##### Data shown
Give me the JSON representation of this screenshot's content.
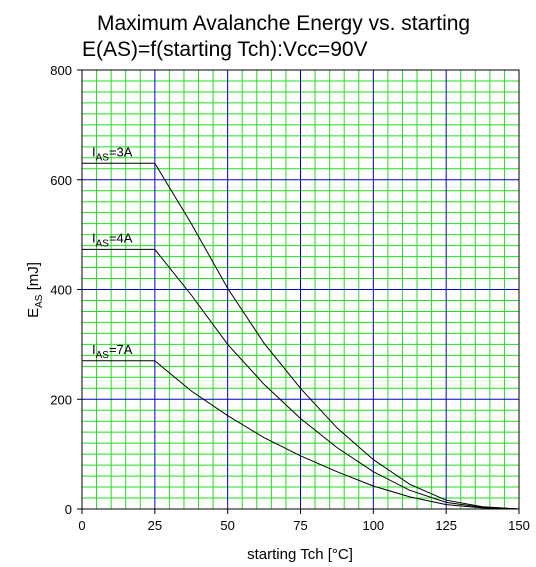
{
  "chart_data": {
    "type": "line",
    "title": "Maximum Avalanche Energy vs. starting",
    "subtitle": "E(AS)=f(starting Tch):Vcc=90V",
    "xlabel": "starting Tch [°C]",
    "ylabel_main": "E",
    "ylabel_sub": "AS",
    "ylabel_unit": " [mJ]",
    "xlim": [
      0,
      150
    ],
    "ylim": [
      0,
      800
    ],
    "x_ticks": [
      "0",
      "25",
      "50",
      "75",
      "100",
      "125",
      "150"
    ],
    "y_ticks": [
      "0",
      "200",
      "400",
      "600",
      "800"
    ],
    "grid": true,
    "colors": {
      "major_grid": "#0000cc",
      "minor_grid": "#22dd22",
      "line": "#000000",
      "frame": "#000000"
    },
    "series": [
      {
        "label_main": "I",
        "label_sub": "AS",
        "label_val": "=3A",
        "x": [
          0,
          25,
          37.5,
          50,
          62.5,
          75,
          87.5,
          100,
          112.5,
          125,
          137.5,
          150
        ],
        "y": [
          630,
          630,
          520,
          402,
          302,
          220,
          148,
          90,
          45,
          16,
          4,
          0
        ]
      },
      {
        "label_main": "I",
        "label_sub": "AS",
        "label_val": "=4A",
        "x": [
          0,
          25,
          37.5,
          50,
          62.5,
          75,
          87.5,
          100,
          112.5,
          125,
          137.5,
          150
        ],
        "y": [
          473,
          473,
          390,
          300,
          227,
          165,
          112,
          68,
          34,
          12,
          3,
          0
        ]
      },
      {
        "label_main": "I",
        "label_sub": "AS",
        "label_val": "=7A",
        "x": [
          0,
          25,
          37.5,
          50,
          62.5,
          75,
          87.5,
          100,
          112.5,
          125,
          137.5,
          150
        ],
        "y": [
          270,
          270,
          215,
          170,
          130,
          97,
          68,
          42,
          22,
          8,
          2,
          0
        ]
      }
    ]
  }
}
##########
- **Challenge**:
Nothing in the entries above should change when they are printed again, except that the pictures are dropped.

- **Answer below**:
Give me the JSON representation of this screenshot's content.
{
  "chart_data": {
    "type": "line",
    "title": "Maximum Avalanche Energy vs. starting",
    "subtitle": "E(AS)=f(starting Tch):Vcc=90V",
    "xlabel": "starting Tch [°C]",
    "ylabel_main": "E",
    "ylabel_sub": "AS",
    "ylabel_unit": " [mJ]",
    "xlim": [
      0,
      150
    ],
    "ylim": [
      0,
      800
    ],
    "x_ticks": [
      "0",
      "25",
      "50",
      "75",
      "100",
      "125",
      "150"
    ],
    "y_ticks": [
      "0",
      "200",
      "400",
      "600",
      "800"
    ],
    "grid": true,
    "colors": {
      "major_grid": "#0000cc",
      "minor_grid": "#22dd22",
      "line": "#000000",
      "frame": "#000000"
    },
    "series": [
      {
        "label_main": "I",
        "label_sub": "AS",
        "label_val": "=3A",
        "x": [
          0,
          25,
          37.5,
          50,
          62.5,
          75,
          87.5,
          100,
          112.5,
          125,
          137.5,
          150
        ],
        "y": [
          630,
          630,
          520,
          402,
          302,
          220,
          148,
          90,
          45,
          16,
          4,
          0
        ]
      },
      {
        "label_main": "I",
        "label_sub": "AS",
        "label_val": "=4A",
        "x": [
          0,
          25,
          37.5,
          50,
          62.5,
          75,
          87.5,
          100,
          112.5,
          125,
          137.5,
          150
        ],
        "y": [
          473,
          473,
          390,
          300,
          227,
          165,
          112,
          68,
          34,
          12,
          3,
          0
        ]
      },
      {
        "label_main": "I",
        "label_sub": "AS",
        "label_val": "=7A",
        "x": [
          0,
          25,
          37.5,
          50,
          62.5,
          75,
          87.5,
          100,
          112.5,
          125,
          137.5,
          150
        ],
        "y": [
          270,
          270,
          215,
          170,
          130,
          97,
          68,
          42,
          22,
          8,
          2,
          0
        ]
      }
    ]
  }
}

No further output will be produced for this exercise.